Give a verbatim copy of the lines below, minus the pictures.

┄┄┄┄┄┄

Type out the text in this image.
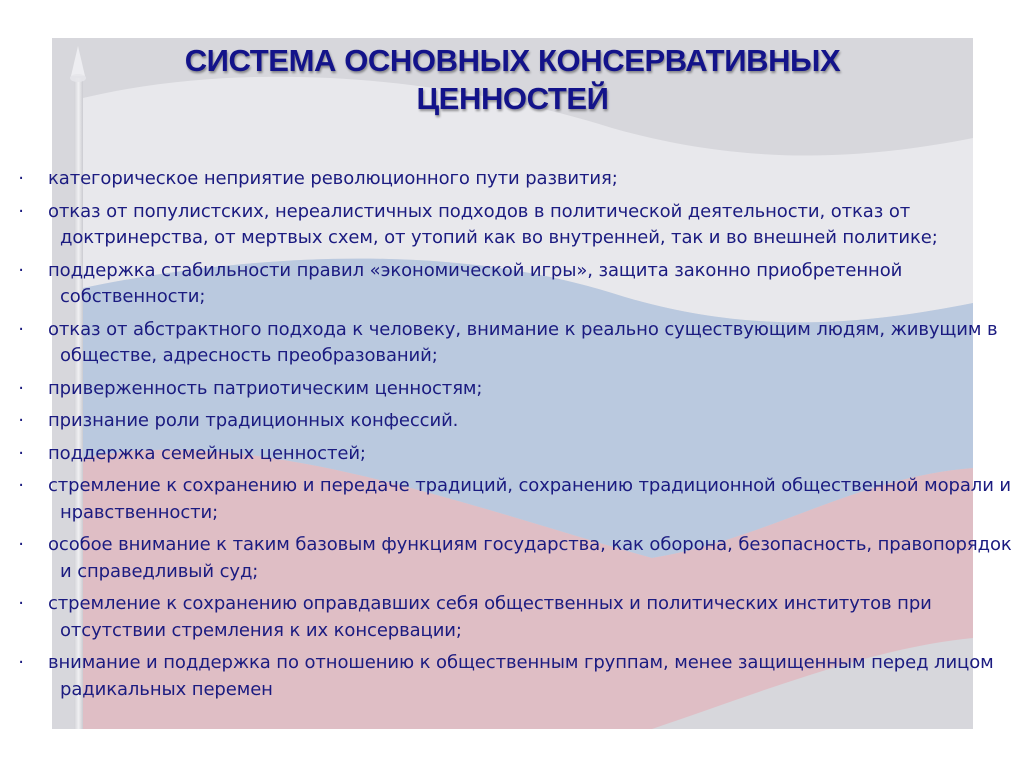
СИСТЕМА ОСНОВНЫХ КОНСЕРВАТИВНЫХ
ЦЕННОСТЕЙ
· категорическое неприятие революционного пути развития;
· отказ от популистских, нереалистичных подходов в политической деятельности, отказ от доктринерства, от мертвых схем, от утопий как во внутренней, так и во внешней политике;
· поддержка стабильности правил «экономической игры», защита законно приобретенной собственности;
· отказ от абстрактного подхода к человеку, внимание к реально существующим людям, живущим в обществе, адресность преобразований;
· приверженность патриотическим ценностям;
· признание роли традиционных конфессий.
· поддержка семейных ценностей;
· стремление к сохранению и передаче традиций, сохранению традиционной общественной морали и нравственности;
· особое внимание к таким базовым функциям государства, как оборона, безопасность, правопорядок и справедливый суд;
· стремление к сохранению оправдавших себя общественных и политических институтов при отсутствии стремления к их консервации;
· внимание и поддержка по отношению к общественным группам, менее защищенным перед лицом радикальных перемен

┄┄┄┄┄┄

Correct output:
Type out the text in this image.
СИСТЕМА ОСНОВНЫХ КОНСЕРВАТИВНЫХ
ЦЕННОСТЕЙ
· категорическое неприятие революционного пути развития;
· отказ от популистских, нереалистичных подходов в политической деятельности, отказ от доктринерства, от мертвых схем, от утопий как во внутренней, так и во внешней политике;
· поддержка стабильности правил «экономической игры», защита законно приобретенной собственности;
· отказ от абстрактного подхода к человеку, внимание к реально существующим людям, живущим в обществе, адресность преобразований;
· приверженность патриотическим ценностям;
· признание роли традиционных конфессий.
· поддержка семейных ценностей;
· стремление к сохранению и передаче традиций, сохранению традиционной общественной морали и нравственности;
· особое внимание к таким базовым функциям государства, как оборона, безопасность, правопорядок и справедливый суд;
· стремление к сохранению оправдавших себя общественных и политических институтов при отсутствии стремления к их консервации;
· внимание и поддержка по отношению к общественным группам, менее защищенным перед лицом радикальных перемен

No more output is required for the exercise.